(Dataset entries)

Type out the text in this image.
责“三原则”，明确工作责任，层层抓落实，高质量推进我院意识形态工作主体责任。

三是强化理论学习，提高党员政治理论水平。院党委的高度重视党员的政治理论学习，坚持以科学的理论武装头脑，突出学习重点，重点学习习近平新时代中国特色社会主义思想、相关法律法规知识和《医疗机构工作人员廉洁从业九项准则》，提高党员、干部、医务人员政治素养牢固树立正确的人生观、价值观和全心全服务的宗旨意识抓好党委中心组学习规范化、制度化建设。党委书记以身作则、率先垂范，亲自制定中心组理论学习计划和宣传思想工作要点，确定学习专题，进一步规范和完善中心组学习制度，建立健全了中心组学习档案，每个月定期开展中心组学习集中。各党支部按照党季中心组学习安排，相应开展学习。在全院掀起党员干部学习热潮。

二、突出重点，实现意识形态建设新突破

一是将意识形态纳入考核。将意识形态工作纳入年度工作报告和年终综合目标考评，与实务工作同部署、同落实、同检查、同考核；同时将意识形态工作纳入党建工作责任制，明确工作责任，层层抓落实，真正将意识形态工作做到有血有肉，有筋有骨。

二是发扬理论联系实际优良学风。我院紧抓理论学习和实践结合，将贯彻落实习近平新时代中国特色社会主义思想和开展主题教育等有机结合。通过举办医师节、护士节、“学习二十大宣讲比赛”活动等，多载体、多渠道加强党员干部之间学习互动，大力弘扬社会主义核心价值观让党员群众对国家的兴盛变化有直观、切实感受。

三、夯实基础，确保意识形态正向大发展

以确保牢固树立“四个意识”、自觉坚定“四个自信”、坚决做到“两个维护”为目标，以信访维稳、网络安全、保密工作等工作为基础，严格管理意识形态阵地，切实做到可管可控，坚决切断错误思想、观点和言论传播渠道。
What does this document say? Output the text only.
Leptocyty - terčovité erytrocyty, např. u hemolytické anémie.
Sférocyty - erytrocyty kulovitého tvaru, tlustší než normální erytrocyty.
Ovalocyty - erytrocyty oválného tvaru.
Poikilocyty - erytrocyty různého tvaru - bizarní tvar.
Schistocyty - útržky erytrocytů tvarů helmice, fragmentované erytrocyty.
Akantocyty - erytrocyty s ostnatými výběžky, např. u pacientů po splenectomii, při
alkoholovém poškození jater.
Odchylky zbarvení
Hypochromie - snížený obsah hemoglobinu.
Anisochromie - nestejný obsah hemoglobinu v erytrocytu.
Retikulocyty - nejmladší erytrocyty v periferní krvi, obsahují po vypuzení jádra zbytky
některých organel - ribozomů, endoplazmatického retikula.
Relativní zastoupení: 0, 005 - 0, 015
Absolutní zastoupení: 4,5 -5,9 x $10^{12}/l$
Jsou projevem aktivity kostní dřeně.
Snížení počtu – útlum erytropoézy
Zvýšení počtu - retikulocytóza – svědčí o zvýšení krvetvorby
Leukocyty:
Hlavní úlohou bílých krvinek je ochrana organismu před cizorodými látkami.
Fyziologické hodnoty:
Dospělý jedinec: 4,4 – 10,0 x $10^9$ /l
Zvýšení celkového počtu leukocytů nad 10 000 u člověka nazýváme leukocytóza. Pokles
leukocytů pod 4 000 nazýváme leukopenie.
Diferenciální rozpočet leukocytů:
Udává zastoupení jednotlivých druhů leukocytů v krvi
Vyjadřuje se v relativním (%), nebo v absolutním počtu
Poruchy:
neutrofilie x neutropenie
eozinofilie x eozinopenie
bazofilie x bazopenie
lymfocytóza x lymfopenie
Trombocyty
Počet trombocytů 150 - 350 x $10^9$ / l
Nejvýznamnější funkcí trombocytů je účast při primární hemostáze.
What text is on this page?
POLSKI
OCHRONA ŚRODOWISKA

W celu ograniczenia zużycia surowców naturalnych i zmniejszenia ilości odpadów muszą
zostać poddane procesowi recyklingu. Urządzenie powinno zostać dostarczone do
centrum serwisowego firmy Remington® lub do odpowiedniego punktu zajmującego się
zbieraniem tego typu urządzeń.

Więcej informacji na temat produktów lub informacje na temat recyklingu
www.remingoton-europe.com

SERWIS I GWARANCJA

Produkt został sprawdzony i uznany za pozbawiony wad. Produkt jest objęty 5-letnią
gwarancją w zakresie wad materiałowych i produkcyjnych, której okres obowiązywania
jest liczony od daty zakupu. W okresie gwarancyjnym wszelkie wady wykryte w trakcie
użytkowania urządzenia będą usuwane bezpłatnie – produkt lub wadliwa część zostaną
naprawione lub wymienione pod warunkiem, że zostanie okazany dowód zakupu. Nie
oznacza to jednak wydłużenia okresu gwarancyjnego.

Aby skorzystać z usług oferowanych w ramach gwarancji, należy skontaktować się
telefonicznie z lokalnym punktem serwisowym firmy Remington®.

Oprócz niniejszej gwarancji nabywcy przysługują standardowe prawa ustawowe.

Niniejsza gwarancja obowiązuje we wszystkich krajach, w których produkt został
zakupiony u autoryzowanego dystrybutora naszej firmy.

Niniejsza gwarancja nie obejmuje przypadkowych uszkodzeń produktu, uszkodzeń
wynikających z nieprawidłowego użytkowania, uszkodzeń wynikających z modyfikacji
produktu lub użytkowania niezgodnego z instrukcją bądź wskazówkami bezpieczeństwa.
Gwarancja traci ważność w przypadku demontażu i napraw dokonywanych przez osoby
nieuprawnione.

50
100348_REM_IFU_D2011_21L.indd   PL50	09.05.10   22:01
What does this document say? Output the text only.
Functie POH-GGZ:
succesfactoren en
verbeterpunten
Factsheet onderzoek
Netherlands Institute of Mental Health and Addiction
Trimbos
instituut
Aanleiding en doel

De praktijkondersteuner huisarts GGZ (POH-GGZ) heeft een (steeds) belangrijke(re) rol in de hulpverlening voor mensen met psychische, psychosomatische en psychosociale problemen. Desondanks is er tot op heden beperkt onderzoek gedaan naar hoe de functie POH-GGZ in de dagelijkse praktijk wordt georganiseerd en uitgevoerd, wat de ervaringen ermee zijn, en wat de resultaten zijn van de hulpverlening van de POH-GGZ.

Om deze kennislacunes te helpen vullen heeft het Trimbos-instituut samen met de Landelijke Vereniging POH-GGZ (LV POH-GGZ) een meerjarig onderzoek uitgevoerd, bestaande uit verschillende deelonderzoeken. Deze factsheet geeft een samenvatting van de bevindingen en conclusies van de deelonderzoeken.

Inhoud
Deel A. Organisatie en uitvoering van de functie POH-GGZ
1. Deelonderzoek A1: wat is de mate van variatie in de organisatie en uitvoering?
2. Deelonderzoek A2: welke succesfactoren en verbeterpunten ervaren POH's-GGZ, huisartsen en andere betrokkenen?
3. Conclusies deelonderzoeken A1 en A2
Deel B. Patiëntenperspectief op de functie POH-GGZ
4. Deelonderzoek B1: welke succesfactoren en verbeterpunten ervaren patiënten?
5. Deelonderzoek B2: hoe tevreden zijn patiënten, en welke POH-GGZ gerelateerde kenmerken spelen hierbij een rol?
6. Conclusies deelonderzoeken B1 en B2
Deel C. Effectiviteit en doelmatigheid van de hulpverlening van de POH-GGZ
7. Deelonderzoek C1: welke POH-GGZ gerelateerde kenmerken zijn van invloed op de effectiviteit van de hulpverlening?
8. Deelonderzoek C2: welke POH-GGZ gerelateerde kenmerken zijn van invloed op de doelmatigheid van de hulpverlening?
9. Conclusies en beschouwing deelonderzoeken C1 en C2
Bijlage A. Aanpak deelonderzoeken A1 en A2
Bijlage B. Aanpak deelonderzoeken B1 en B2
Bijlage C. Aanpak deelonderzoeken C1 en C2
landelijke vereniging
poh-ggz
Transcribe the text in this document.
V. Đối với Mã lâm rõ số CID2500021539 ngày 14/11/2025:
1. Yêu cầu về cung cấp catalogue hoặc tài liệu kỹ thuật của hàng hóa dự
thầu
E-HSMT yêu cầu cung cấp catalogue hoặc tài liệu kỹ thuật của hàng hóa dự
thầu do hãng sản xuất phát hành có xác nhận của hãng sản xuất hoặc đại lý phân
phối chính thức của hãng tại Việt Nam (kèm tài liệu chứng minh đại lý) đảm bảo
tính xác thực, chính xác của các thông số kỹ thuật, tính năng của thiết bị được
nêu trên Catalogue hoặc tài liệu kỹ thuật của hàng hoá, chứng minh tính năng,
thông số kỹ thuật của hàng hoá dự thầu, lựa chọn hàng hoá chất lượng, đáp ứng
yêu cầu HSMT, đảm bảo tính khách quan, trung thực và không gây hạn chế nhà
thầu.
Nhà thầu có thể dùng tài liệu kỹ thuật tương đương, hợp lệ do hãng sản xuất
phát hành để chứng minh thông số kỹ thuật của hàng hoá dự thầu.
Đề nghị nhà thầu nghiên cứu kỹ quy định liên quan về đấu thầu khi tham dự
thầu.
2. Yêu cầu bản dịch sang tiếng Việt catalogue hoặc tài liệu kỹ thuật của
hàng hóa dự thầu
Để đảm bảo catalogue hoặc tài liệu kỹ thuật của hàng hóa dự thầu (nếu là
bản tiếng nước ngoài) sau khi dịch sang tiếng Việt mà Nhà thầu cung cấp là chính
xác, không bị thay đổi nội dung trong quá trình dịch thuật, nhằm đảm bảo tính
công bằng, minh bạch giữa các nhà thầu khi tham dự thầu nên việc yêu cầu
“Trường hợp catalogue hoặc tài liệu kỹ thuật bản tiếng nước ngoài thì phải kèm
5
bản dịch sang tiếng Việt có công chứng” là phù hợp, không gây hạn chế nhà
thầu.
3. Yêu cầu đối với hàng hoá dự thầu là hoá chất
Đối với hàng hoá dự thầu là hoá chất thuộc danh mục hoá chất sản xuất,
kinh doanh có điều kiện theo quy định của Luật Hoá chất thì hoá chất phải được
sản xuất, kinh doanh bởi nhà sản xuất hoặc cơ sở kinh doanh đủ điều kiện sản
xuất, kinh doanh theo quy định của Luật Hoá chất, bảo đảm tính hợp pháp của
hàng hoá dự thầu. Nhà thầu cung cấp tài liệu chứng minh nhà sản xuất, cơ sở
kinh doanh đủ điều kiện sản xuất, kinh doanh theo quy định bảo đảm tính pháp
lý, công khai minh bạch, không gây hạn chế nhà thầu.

= PROMPT =
Set out every line from the material that contains the string "nước".

= TASK RESPONSE =
bản tiếng nước ngoài) sau khi dịch sang tiếng Việt mà Nhà thầu cung cấp là chính
“Trường hợp catalogue hoặc tài liệu kỹ thuật bản tiếng nước ngoài thì phải kèm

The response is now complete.